BEGIN

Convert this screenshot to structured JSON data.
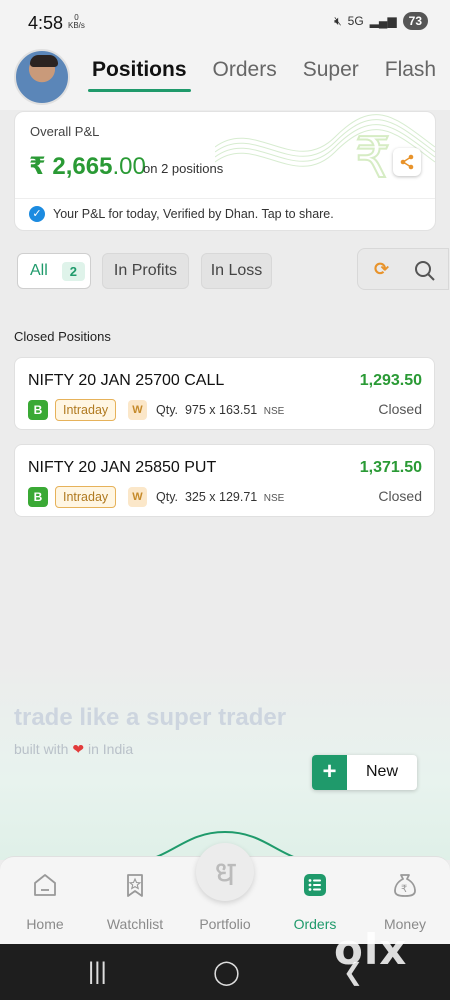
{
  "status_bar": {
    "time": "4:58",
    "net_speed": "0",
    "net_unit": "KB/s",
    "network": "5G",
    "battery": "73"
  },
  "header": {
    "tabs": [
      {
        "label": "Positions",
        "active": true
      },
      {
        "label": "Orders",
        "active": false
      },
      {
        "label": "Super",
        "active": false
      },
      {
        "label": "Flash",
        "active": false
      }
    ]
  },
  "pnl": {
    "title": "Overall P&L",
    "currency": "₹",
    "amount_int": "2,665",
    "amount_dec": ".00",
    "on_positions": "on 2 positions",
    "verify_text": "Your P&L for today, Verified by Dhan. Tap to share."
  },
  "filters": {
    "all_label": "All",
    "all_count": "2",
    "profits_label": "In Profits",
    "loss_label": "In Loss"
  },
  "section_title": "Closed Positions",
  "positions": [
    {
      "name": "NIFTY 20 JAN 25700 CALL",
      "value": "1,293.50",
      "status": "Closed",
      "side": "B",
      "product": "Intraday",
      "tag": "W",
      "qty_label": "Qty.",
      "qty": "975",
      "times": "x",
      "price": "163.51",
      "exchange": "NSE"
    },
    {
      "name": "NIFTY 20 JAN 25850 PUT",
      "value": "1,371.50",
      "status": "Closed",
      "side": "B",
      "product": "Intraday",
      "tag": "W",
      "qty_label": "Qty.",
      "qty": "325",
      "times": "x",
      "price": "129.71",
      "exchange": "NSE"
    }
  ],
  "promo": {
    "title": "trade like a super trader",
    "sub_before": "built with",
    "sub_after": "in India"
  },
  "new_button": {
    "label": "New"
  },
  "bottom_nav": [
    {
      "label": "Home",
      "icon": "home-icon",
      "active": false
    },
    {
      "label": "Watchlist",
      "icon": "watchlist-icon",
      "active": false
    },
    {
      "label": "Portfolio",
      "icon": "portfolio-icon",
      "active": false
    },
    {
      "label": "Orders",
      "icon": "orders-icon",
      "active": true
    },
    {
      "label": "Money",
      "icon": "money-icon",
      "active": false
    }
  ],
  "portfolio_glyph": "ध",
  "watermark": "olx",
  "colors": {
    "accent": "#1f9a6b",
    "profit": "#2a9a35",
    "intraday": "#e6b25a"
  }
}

END
BEGIN

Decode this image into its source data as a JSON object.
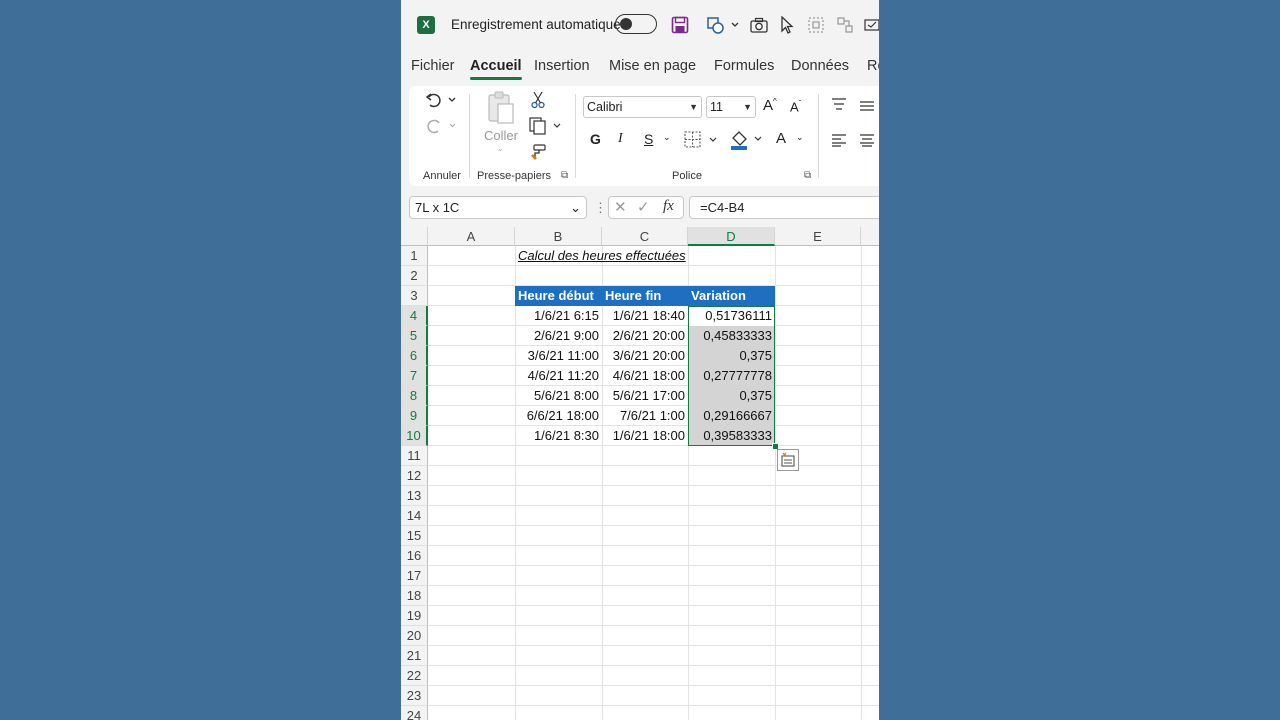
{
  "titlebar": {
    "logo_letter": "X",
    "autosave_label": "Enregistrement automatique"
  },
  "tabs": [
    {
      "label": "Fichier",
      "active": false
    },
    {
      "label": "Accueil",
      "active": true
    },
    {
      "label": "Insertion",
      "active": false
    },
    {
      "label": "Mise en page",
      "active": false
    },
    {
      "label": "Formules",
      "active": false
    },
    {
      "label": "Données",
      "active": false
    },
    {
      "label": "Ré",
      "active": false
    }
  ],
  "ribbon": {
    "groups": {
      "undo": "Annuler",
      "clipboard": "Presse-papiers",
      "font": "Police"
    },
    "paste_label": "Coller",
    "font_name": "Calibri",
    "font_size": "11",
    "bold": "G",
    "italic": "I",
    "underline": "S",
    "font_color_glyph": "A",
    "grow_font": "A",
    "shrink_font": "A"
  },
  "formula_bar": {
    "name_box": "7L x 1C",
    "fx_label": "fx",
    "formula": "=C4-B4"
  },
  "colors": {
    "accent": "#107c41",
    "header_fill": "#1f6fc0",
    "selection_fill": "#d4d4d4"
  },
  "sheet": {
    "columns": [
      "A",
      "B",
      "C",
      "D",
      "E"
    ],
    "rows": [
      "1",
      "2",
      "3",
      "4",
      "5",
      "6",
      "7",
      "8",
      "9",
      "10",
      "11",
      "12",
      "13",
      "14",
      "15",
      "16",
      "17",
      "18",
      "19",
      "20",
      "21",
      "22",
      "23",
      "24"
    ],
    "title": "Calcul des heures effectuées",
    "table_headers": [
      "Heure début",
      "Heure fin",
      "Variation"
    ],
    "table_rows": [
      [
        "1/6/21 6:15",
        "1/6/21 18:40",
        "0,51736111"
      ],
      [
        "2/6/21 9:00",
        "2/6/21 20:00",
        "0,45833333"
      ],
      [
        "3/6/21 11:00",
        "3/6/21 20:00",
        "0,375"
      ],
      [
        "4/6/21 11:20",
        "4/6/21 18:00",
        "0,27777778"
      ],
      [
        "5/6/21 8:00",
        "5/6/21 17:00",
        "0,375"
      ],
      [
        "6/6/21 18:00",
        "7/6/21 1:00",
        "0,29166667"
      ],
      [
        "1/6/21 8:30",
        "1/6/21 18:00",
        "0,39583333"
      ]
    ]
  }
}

END

**What is required:** Copy all lines above containing the string "NIFTY".

**Solved problem:**
      "name": "NIFTY 20 JAN 25700 CALL",
      "name": "NIFTY 20 JAN 25850 PUT",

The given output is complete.